# start of ENTRIES PROVIDED
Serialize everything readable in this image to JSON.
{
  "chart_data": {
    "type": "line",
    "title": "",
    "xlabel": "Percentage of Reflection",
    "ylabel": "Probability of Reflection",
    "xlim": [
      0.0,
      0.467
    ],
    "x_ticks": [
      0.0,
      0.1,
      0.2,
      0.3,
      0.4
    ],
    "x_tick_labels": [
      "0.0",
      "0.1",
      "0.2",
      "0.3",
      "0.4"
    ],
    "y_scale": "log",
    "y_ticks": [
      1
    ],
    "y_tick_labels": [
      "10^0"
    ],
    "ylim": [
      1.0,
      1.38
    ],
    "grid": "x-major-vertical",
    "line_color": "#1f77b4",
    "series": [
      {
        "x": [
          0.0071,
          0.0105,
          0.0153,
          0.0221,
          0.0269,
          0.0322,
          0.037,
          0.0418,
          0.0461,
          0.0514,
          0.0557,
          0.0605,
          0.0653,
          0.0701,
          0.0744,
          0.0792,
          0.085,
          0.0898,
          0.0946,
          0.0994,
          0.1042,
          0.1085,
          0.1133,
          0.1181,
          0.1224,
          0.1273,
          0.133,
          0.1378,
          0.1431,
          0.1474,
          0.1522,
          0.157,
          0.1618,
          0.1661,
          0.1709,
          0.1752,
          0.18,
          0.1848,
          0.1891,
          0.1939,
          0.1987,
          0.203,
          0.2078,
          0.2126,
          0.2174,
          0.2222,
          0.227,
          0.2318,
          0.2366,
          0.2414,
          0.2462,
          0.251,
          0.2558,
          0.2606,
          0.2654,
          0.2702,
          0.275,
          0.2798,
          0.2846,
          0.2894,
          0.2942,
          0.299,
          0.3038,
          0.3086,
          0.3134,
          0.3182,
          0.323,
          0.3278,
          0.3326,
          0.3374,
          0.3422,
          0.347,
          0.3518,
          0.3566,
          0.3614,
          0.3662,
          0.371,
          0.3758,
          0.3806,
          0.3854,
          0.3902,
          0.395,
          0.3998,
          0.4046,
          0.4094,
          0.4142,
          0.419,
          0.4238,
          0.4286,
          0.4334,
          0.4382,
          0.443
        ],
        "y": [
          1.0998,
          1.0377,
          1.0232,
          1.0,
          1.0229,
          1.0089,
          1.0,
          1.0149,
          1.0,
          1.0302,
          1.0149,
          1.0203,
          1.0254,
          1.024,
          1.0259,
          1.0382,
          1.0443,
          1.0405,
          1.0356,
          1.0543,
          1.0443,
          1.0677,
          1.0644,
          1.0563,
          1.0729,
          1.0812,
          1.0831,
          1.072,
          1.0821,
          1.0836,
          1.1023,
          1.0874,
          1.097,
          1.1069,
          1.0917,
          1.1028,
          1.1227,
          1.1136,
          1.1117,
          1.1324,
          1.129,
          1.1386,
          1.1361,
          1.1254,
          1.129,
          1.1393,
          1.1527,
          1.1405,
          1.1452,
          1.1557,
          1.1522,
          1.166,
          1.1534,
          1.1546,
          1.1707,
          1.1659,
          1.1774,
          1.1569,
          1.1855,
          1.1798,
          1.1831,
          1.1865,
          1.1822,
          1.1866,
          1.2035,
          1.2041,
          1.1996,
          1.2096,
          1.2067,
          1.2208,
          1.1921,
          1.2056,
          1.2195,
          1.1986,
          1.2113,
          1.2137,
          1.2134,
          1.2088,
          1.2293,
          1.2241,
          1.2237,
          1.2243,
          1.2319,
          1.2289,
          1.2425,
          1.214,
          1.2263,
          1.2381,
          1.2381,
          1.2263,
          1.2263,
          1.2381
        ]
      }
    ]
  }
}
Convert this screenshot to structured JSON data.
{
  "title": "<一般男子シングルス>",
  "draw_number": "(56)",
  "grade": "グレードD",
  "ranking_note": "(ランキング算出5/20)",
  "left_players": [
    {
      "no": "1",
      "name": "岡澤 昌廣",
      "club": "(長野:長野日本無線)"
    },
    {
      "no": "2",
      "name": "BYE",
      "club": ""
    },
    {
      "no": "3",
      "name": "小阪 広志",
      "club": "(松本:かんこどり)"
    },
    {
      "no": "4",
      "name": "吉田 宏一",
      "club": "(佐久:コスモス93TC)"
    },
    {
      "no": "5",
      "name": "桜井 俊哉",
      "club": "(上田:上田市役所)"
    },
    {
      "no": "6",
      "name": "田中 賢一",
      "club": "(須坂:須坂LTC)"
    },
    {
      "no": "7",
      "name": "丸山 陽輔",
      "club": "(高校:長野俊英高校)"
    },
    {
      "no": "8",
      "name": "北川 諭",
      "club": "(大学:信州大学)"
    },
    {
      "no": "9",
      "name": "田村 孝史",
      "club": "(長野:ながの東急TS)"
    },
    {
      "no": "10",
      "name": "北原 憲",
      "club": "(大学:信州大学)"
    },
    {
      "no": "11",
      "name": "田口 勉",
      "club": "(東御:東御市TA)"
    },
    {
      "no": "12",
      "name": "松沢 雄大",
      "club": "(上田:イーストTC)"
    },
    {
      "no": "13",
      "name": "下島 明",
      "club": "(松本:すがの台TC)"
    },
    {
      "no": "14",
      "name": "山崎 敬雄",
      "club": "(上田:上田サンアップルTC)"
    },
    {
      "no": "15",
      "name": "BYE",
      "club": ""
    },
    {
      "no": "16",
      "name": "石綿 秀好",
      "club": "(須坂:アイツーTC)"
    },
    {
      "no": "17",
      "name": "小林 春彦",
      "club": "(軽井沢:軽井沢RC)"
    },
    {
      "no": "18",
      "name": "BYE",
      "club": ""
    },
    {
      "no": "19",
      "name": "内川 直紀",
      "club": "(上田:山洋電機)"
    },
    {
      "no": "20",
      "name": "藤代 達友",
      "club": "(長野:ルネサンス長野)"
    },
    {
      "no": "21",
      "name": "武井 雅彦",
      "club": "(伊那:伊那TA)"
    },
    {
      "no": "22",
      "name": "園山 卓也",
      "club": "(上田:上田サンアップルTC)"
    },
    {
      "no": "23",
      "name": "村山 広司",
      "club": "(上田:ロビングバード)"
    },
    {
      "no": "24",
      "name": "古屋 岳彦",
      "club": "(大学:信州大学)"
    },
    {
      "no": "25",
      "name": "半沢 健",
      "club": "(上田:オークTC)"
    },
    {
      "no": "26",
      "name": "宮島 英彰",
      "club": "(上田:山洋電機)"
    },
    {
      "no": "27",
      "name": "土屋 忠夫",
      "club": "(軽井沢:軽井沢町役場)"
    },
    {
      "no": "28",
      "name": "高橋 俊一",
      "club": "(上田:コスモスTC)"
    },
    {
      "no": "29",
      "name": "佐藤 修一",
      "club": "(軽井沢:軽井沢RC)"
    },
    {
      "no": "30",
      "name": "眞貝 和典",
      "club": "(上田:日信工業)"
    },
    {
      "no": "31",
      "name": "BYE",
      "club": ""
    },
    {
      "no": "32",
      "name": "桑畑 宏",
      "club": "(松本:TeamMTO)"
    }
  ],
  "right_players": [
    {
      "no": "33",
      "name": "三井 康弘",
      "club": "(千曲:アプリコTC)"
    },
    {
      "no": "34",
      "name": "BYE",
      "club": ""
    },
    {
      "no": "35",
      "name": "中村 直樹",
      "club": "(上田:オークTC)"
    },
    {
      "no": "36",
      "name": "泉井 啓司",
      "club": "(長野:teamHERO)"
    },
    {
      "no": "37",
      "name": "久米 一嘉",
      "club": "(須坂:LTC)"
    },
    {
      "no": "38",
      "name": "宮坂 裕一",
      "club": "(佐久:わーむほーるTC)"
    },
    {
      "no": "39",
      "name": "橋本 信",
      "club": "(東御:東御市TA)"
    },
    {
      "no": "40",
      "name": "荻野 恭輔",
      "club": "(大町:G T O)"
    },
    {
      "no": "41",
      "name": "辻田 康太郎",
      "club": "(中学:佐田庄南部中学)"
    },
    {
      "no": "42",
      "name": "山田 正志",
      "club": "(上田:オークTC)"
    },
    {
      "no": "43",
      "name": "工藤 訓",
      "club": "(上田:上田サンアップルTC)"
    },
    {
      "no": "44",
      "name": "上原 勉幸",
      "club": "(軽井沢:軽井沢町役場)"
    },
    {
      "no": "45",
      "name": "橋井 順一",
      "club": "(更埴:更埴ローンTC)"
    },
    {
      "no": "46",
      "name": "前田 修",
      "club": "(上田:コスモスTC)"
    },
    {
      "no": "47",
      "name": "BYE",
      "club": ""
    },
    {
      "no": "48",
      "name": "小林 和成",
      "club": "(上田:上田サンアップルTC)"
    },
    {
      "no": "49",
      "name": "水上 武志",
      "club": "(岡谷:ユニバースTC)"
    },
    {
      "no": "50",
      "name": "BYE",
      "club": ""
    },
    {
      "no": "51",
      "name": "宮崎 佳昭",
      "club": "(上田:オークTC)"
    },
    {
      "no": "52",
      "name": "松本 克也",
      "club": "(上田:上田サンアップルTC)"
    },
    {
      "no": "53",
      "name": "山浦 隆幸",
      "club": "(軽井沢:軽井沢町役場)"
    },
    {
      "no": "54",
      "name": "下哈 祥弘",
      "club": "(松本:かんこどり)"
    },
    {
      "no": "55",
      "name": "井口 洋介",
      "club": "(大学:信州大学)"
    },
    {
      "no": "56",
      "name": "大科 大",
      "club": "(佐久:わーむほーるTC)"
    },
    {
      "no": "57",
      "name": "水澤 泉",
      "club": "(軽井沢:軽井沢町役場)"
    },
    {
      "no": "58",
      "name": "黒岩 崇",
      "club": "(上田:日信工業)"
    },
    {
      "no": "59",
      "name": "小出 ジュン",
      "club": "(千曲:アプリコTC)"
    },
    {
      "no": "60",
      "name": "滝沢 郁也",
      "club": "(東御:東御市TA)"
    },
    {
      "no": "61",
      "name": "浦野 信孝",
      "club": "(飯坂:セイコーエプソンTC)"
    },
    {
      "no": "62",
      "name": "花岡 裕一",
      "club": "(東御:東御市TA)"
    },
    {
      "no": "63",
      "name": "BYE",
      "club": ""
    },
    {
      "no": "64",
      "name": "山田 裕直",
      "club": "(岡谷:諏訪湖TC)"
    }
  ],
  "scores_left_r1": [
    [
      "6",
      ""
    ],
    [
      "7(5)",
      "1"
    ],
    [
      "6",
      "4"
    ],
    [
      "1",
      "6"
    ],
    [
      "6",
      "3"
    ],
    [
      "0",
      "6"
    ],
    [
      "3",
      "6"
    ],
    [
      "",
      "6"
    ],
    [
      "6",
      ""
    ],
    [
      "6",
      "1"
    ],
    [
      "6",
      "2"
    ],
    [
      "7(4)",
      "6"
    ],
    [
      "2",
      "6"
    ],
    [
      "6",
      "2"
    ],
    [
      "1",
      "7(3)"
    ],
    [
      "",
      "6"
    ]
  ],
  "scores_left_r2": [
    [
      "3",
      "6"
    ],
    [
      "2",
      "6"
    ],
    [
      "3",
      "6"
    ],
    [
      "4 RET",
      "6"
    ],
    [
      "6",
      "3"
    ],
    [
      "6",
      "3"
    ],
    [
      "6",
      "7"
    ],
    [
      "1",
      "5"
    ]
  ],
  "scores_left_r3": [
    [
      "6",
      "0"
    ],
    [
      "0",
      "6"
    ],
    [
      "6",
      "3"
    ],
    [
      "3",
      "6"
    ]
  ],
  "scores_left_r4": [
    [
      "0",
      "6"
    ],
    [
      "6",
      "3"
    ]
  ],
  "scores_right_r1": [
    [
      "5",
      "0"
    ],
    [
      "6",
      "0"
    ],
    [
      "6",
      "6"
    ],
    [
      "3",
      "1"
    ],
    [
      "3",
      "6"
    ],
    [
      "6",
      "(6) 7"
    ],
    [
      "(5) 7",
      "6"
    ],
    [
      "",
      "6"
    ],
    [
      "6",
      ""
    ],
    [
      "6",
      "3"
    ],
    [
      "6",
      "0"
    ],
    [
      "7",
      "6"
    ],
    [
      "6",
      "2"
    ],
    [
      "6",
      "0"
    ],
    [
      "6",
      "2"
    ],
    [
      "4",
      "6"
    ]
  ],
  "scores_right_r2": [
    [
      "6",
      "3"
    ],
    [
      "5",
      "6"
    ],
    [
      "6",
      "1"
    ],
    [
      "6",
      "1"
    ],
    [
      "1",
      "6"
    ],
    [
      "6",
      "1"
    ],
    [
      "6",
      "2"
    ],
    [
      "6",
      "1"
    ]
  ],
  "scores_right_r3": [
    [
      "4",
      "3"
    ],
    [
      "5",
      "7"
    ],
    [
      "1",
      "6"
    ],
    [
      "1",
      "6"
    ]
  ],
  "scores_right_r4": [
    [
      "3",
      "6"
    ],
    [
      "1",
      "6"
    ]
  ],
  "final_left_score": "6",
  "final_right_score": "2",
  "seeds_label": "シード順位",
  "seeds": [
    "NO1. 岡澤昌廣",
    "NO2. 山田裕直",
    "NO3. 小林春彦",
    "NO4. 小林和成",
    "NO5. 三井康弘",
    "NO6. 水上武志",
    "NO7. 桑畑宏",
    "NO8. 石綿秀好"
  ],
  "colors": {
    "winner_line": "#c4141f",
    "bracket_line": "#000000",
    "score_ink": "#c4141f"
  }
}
# end of ENTRIES PROVIDED
# start of ENTRIES PROVIDED
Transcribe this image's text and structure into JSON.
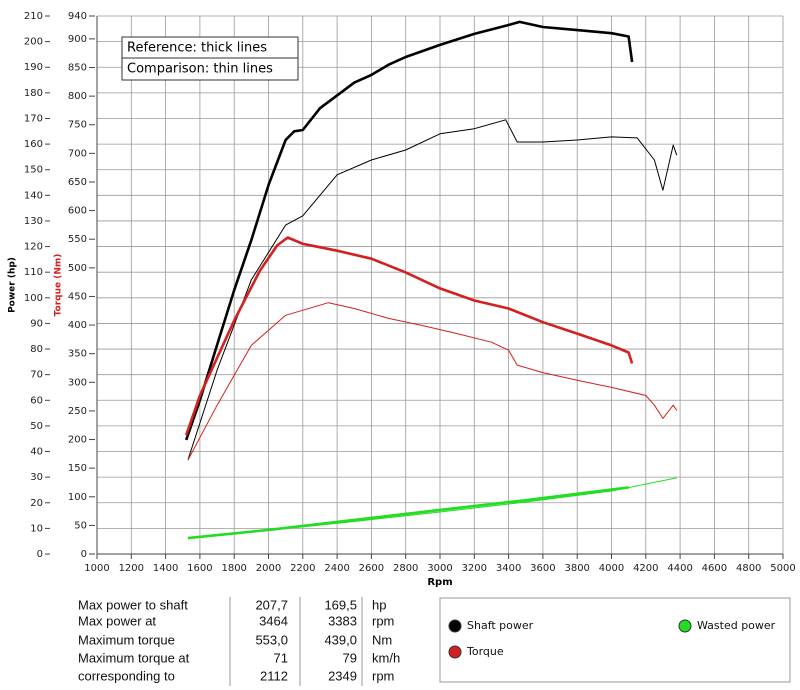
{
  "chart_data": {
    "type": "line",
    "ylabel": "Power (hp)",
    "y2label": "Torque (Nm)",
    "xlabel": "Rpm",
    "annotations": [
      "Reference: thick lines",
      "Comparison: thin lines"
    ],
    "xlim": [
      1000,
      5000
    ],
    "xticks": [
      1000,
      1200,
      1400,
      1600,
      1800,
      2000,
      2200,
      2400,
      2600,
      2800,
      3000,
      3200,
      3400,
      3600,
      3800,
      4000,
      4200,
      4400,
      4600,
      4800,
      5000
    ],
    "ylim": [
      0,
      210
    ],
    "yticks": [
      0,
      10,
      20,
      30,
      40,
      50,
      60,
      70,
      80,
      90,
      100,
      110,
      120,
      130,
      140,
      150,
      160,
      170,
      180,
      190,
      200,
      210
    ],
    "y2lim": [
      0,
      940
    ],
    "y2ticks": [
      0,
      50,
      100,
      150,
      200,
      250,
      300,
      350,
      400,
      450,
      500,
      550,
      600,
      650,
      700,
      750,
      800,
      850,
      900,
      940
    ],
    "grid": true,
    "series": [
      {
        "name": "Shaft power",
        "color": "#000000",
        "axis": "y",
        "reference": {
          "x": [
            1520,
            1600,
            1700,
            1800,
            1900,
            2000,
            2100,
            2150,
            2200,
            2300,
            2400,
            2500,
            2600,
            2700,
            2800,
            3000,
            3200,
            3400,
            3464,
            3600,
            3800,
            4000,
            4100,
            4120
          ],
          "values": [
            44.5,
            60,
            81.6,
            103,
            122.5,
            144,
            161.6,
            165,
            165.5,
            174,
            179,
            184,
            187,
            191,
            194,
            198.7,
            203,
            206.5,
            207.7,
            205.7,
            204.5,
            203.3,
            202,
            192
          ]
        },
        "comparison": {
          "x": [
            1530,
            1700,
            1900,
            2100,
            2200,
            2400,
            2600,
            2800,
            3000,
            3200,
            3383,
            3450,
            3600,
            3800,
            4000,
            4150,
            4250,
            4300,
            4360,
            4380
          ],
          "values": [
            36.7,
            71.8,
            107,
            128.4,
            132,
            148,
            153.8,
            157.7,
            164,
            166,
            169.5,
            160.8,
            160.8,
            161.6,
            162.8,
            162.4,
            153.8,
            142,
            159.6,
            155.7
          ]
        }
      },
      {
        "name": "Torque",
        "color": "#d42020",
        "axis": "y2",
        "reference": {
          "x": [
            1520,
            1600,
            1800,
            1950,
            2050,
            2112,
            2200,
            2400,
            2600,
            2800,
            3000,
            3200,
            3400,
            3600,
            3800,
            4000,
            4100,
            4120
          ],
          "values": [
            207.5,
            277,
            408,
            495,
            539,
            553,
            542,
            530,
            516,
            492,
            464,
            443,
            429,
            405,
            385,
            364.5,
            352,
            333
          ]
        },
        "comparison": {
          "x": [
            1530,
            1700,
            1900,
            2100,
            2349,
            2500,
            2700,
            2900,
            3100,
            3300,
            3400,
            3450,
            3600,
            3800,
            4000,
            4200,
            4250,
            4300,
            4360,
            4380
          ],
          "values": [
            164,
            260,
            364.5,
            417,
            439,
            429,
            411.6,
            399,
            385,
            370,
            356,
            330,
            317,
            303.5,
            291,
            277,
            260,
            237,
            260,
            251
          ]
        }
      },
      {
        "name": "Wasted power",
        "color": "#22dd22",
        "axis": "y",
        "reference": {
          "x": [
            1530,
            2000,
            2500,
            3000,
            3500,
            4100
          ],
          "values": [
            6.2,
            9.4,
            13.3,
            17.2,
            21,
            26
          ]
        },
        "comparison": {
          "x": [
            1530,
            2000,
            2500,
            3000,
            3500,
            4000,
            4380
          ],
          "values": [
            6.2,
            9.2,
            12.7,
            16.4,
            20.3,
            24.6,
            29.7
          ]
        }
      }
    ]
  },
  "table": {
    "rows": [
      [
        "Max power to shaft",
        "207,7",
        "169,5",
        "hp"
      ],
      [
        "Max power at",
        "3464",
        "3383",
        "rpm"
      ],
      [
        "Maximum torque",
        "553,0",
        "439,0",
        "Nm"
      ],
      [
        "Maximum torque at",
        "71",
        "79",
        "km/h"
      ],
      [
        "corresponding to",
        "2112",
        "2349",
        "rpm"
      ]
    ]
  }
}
# end of ENTRIES PROVIDED
# start of ENTRIES PROVIDED
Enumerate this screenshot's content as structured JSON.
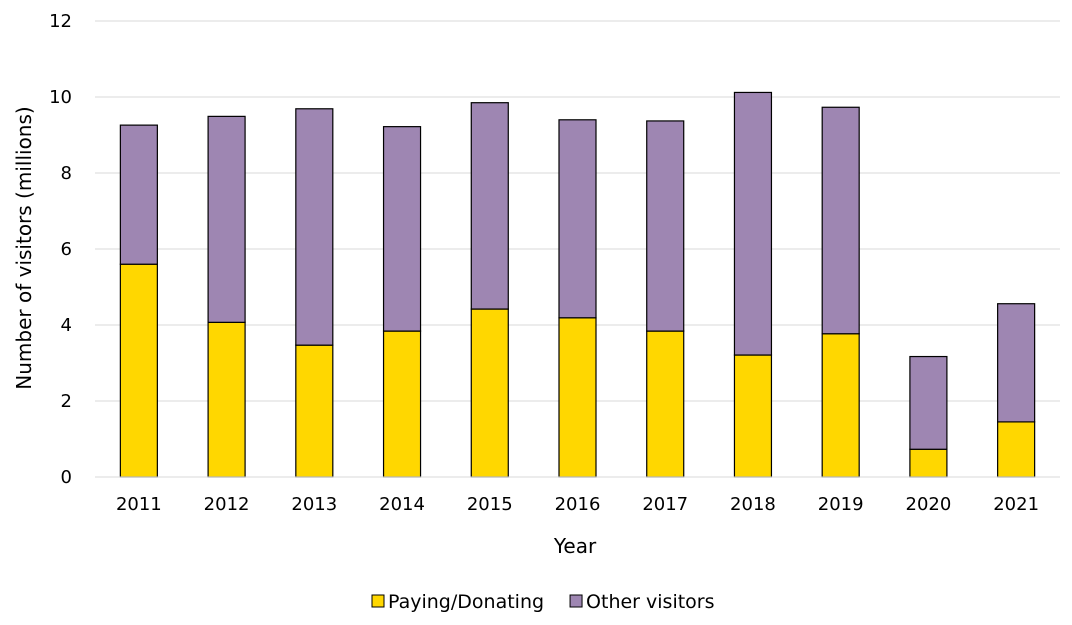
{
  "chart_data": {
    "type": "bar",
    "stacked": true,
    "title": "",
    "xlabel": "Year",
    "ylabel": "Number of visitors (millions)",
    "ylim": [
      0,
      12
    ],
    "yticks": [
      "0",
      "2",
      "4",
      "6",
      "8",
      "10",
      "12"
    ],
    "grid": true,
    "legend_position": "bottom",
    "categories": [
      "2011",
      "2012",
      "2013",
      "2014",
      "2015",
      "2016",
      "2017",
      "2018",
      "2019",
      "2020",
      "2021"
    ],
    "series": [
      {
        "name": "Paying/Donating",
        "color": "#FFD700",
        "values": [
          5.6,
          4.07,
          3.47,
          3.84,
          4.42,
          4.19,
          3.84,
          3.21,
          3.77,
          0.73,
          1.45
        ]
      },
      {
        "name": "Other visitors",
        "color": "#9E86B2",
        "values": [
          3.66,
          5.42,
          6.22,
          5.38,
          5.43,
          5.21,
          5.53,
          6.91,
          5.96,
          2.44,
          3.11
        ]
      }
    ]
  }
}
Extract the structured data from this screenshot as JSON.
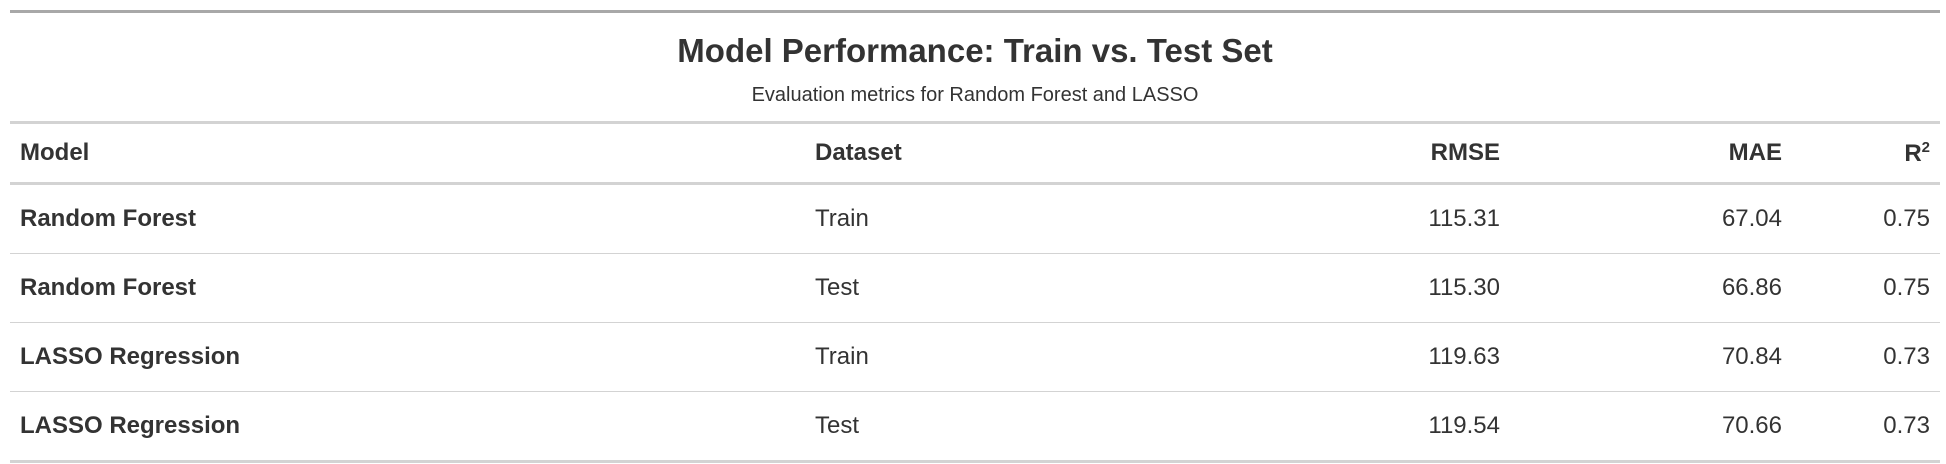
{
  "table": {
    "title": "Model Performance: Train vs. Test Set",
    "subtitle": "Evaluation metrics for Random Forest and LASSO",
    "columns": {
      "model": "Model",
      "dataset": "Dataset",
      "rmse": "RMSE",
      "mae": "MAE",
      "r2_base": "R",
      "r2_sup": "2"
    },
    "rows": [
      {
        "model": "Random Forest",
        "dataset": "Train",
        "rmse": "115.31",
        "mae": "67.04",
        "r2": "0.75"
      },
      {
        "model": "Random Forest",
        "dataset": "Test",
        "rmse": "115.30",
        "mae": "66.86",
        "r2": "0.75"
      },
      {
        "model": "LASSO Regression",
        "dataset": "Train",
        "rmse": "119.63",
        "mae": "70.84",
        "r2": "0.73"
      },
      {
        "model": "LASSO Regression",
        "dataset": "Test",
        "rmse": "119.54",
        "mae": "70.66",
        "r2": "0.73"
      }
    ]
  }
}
# end of ENTRIES PROVIDED
# [WORK TO COMPLETE]
Identify each line of the material where the word "xlabel" shows up, and copy it.

# [COMPLETED EXERCISE]
    "xlabel": "Percentage of Reflection",
    "xlabel": "Rpm",
    "xlabel": "Year",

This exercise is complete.